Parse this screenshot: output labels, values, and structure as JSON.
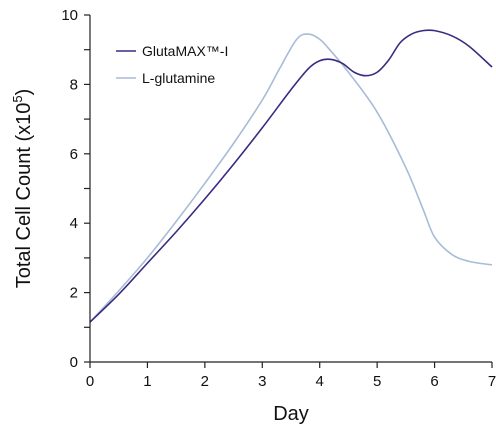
{
  "chart_data": {
    "type": "line",
    "xlabel": "Day",
    "ylabel_main": "Total Cell Count (x10",
    "ylabel_exp": "5",
    "ylabel_close": ")",
    "xlim": [
      0,
      7
    ],
    "ylim": [
      0,
      10
    ],
    "x_ticks": [
      0,
      1,
      2,
      3,
      4,
      5,
      6,
      7
    ],
    "y_ticks": [
      0,
      2,
      4,
      6,
      8,
      10
    ],
    "grid": false,
    "legend_position": "top-left",
    "series": [
      {
        "name": "GlutaMAX™-I",
        "color": "#3b2a82",
        "x": [
          0,
          0.5,
          1,
          1.5,
          2,
          2.5,
          3,
          3.5,
          3.8,
          4.0,
          4.2,
          4.4,
          4.6,
          4.8,
          5.0,
          5.2,
          5.4,
          5.6,
          5.8,
          6.0,
          6.3,
          6.6,
          7.0
        ],
        "y": [
          1.15,
          1.95,
          2.85,
          3.75,
          4.7,
          5.7,
          6.75,
          7.85,
          8.45,
          8.68,
          8.72,
          8.6,
          8.35,
          8.25,
          8.35,
          8.7,
          9.2,
          9.45,
          9.55,
          9.55,
          9.4,
          9.1,
          8.5
        ]
      },
      {
        "name": "L-glutamine",
        "color": "#a7bcd6",
        "x": [
          0,
          0.5,
          1,
          1.5,
          2,
          2.5,
          3,
          3.3,
          3.6,
          3.8,
          4.0,
          4.2,
          4.5,
          5.0,
          5.5,
          5.8,
          6.0,
          6.3,
          6.6,
          7.0
        ],
        "y": [
          1.15,
          2.05,
          3.0,
          4.05,
          5.15,
          6.3,
          7.55,
          8.45,
          9.3,
          9.45,
          9.3,
          8.95,
          8.35,
          7.2,
          5.6,
          4.4,
          3.6,
          3.1,
          2.9,
          2.8
        ]
      }
    ]
  }
}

★ ★ ★ ★

> _EXERCISE AIM_
Repeat the records above exactly, leaving out any pictures they contain.

> _RESPONSE FOR THIS EXERCISE_
Parse this screenshot: output labels, values, and structure as JSON.
{
  "chart_data": {
    "type": "line",
    "xlabel": "Day",
    "ylabel_main": "Total Cell Count (x10",
    "ylabel_exp": "5",
    "ylabel_close": ")",
    "xlim": [
      0,
      7
    ],
    "ylim": [
      0,
      10
    ],
    "x_ticks": [
      0,
      1,
      2,
      3,
      4,
      5,
      6,
      7
    ],
    "y_ticks": [
      0,
      2,
      4,
      6,
      8,
      10
    ],
    "grid": false,
    "legend_position": "top-left",
    "series": [
      {
        "name": "GlutaMAX™-I",
        "color": "#3b2a82",
        "x": [
          0,
          0.5,
          1,
          1.5,
          2,
          2.5,
          3,
          3.5,
          3.8,
          4.0,
          4.2,
          4.4,
          4.6,
          4.8,
          5.0,
          5.2,
          5.4,
          5.6,
          5.8,
          6.0,
          6.3,
          6.6,
          7.0
        ],
        "y": [
          1.15,
          1.95,
          2.85,
          3.75,
          4.7,
          5.7,
          6.75,
          7.85,
          8.45,
          8.68,
          8.72,
          8.6,
          8.35,
          8.25,
          8.35,
          8.7,
          9.2,
          9.45,
          9.55,
          9.55,
          9.4,
          9.1,
          8.5
        ]
      },
      {
        "name": "L-glutamine",
        "color": "#a7bcd6",
        "x": [
          0,
          0.5,
          1,
          1.5,
          2,
          2.5,
          3,
          3.3,
          3.6,
          3.8,
          4.0,
          4.2,
          4.5,
          5.0,
          5.5,
          5.8,
          6.0,
          6.3,
          6.6,
          7.0
        ],
        "y": [
          1.15,
          2.05,
          3.0,
          4.05,
          5.15,
          6.3,
          7.55,
          8.45,
          9.3,
          9.45,
          9.3,
          8.95,
          8.35,
          7.2,
          5.6,
          4.4,
          3.6,
          3.1,
          2.9,
          2.8
        ]
      }
    ]
  }
}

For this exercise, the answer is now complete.